**EXERCISE INSTRUCTIONS:** Find the lines below that contain the string "τοίχους". Copy each one.
[Start]
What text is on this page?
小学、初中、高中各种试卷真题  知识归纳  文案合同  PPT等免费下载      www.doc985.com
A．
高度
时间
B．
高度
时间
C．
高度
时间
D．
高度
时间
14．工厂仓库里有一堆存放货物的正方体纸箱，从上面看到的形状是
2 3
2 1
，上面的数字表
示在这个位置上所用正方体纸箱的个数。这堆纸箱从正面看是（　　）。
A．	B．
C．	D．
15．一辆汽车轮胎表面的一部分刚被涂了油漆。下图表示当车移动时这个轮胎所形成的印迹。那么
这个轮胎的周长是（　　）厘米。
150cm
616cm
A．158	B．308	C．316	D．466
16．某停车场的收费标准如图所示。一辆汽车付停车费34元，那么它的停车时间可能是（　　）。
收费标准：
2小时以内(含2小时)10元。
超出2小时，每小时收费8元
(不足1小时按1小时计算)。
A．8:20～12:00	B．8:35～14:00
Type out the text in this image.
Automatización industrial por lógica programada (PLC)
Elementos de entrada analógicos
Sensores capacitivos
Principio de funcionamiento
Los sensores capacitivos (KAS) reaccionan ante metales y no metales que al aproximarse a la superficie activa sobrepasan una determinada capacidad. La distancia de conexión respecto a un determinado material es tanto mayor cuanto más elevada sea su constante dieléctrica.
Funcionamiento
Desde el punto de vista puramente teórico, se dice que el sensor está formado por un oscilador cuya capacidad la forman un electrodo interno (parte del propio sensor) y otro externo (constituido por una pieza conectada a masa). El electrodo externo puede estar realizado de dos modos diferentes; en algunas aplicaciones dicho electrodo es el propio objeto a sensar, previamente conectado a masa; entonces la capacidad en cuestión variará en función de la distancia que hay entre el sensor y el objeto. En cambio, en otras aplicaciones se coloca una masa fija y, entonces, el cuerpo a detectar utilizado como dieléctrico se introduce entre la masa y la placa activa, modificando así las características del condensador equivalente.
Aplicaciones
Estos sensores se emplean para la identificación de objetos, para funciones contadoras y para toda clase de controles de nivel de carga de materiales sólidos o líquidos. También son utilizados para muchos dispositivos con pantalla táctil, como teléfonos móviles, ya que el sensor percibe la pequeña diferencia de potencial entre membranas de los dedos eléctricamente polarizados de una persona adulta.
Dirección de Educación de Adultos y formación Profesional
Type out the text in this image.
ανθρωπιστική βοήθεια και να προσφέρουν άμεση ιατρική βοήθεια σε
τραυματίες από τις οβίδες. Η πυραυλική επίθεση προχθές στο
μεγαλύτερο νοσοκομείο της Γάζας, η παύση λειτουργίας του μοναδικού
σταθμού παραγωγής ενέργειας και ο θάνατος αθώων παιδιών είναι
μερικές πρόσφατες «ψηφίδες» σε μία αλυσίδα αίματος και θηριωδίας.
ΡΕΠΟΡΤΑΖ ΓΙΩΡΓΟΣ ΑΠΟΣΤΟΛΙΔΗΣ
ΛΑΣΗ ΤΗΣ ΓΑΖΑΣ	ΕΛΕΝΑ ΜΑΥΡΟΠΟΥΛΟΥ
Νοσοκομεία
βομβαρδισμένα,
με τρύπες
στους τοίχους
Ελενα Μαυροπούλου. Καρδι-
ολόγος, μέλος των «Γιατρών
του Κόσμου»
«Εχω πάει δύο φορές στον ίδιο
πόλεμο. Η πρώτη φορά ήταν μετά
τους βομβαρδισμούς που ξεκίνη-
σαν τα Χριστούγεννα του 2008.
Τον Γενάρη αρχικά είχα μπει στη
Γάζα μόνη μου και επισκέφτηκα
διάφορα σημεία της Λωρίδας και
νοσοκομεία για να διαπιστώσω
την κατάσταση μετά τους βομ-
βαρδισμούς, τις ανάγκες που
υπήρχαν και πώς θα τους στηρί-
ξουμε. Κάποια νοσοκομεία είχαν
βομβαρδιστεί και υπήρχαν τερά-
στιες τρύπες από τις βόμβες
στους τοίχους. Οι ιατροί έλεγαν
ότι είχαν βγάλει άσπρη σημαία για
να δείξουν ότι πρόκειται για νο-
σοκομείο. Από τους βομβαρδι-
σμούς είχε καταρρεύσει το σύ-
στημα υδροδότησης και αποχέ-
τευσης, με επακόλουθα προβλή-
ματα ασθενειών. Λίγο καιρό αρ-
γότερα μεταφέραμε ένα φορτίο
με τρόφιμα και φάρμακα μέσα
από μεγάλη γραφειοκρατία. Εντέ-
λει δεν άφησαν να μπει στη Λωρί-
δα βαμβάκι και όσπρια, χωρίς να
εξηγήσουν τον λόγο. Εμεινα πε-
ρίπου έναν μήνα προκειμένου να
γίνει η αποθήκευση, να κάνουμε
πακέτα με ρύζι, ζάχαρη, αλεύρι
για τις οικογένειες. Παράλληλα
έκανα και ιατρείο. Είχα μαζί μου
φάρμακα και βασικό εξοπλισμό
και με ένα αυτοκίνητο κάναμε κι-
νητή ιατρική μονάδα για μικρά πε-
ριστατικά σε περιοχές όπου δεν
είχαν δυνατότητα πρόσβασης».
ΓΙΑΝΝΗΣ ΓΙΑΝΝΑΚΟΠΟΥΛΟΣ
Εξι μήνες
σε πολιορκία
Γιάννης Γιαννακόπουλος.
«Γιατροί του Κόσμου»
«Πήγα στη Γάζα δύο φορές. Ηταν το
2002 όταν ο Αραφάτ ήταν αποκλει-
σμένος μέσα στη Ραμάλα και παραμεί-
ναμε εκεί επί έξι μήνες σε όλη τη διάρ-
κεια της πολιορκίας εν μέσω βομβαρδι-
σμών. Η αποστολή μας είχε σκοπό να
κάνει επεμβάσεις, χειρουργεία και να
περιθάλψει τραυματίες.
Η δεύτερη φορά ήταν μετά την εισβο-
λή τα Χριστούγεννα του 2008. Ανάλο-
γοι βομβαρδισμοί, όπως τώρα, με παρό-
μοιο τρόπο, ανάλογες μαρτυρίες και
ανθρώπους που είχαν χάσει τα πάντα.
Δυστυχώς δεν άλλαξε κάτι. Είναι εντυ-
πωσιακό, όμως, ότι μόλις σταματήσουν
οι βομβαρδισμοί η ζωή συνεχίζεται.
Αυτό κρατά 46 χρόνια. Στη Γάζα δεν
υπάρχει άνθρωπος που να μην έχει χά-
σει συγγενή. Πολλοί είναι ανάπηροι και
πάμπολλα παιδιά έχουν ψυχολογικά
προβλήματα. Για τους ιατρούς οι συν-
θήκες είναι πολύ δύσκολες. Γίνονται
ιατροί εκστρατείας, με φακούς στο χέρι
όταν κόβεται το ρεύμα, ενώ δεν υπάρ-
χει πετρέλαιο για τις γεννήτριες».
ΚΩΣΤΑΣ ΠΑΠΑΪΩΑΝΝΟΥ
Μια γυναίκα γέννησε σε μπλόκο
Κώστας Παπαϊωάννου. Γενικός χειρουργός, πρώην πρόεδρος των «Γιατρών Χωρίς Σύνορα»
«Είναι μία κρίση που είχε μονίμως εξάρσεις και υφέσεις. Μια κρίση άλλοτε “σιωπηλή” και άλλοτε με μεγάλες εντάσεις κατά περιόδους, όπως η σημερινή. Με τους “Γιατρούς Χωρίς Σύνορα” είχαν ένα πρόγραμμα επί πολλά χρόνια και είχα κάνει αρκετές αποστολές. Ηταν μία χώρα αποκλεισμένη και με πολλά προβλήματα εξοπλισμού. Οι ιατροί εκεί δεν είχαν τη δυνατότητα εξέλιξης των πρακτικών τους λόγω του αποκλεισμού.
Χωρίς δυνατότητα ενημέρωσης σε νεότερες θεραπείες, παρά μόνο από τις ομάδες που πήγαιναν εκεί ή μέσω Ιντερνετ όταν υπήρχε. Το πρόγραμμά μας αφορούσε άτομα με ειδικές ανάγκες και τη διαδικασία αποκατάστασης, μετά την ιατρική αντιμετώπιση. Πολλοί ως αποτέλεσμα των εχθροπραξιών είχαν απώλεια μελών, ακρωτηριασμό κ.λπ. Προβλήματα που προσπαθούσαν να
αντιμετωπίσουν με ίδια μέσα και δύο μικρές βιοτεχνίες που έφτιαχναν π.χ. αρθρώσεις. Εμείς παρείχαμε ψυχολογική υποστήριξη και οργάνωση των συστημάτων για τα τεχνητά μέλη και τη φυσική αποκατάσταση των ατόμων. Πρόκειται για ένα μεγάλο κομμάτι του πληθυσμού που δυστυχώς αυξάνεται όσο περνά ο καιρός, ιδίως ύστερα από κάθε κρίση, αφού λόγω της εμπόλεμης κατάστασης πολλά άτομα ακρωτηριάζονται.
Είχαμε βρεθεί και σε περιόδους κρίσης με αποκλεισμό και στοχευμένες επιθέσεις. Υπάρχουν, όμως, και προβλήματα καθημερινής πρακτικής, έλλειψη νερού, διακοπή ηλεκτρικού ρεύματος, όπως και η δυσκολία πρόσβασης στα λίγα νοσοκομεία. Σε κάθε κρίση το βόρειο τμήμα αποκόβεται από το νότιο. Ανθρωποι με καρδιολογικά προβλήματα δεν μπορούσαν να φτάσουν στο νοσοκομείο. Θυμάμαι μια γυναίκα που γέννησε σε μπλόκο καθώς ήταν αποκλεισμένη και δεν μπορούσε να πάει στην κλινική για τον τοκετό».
[End]
**THE RESPONSE:**
στους τοίχους
στους τοίχους. Οι ιατροί έλεγαν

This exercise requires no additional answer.